--- Start Available records ---

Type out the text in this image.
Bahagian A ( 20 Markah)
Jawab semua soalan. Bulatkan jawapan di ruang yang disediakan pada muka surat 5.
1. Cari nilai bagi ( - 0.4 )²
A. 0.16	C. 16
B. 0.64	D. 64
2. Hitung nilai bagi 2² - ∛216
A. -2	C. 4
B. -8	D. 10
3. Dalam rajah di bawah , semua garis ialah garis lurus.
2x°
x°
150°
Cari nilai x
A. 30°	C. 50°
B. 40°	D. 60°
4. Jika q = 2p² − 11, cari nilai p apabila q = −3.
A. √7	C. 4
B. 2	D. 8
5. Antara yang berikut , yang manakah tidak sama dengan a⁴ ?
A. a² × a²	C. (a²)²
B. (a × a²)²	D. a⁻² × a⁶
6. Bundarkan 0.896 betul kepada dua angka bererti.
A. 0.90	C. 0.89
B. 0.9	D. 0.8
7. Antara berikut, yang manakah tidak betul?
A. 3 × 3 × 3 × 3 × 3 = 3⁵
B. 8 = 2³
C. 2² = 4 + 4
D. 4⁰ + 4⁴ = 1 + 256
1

--- End Available records ---

Transcribe all entries exactly as they are given.

Type out the text in this image.
Bahagian A ( 20 Markah)
Jawab semua soalan. Bulatkan jawapan di ruang yang disediakan pada muka surat 5.
1. Cari nilai bagi ( - 0.4 )²
A. 0.16	C. 16
B. 0.64	D. 64
2. Hitung nilai bagi 2² - ∛216
A. -2	C. 4
B. -8	D. 10
3. Dalam rajah di bawah , semua garis ialah garis lurus.
2x°
x°
150°
Cari nilai x
A. 30°	C. 50°
B. 40°	D. 60°
4. Jika q = 2p² − 11, cari nilai p apabila q = −3.
A. √7	C. 4
B. 2	D. 8
5. Antara yang berikut , yang manakah tidak sama dengan a⁴ ?
A. a² × a²	C. (a²)²
B. (a × a²)²	D. a⁻² × a⁶
6. Bundarkan 0.896 betul kepada dua angka bererti.
A. 0.90	C. 0.89
B. 0.9	D. 0.8
7. Antara berikut, yang manakah tidak betul?
A. 3 × 3 × 3 × 3 × 3 = 3⁵
B. 8 = 2³
C. 2² = 4 + 4
D. 4⁰ + 4⁴ = 1 + 256
1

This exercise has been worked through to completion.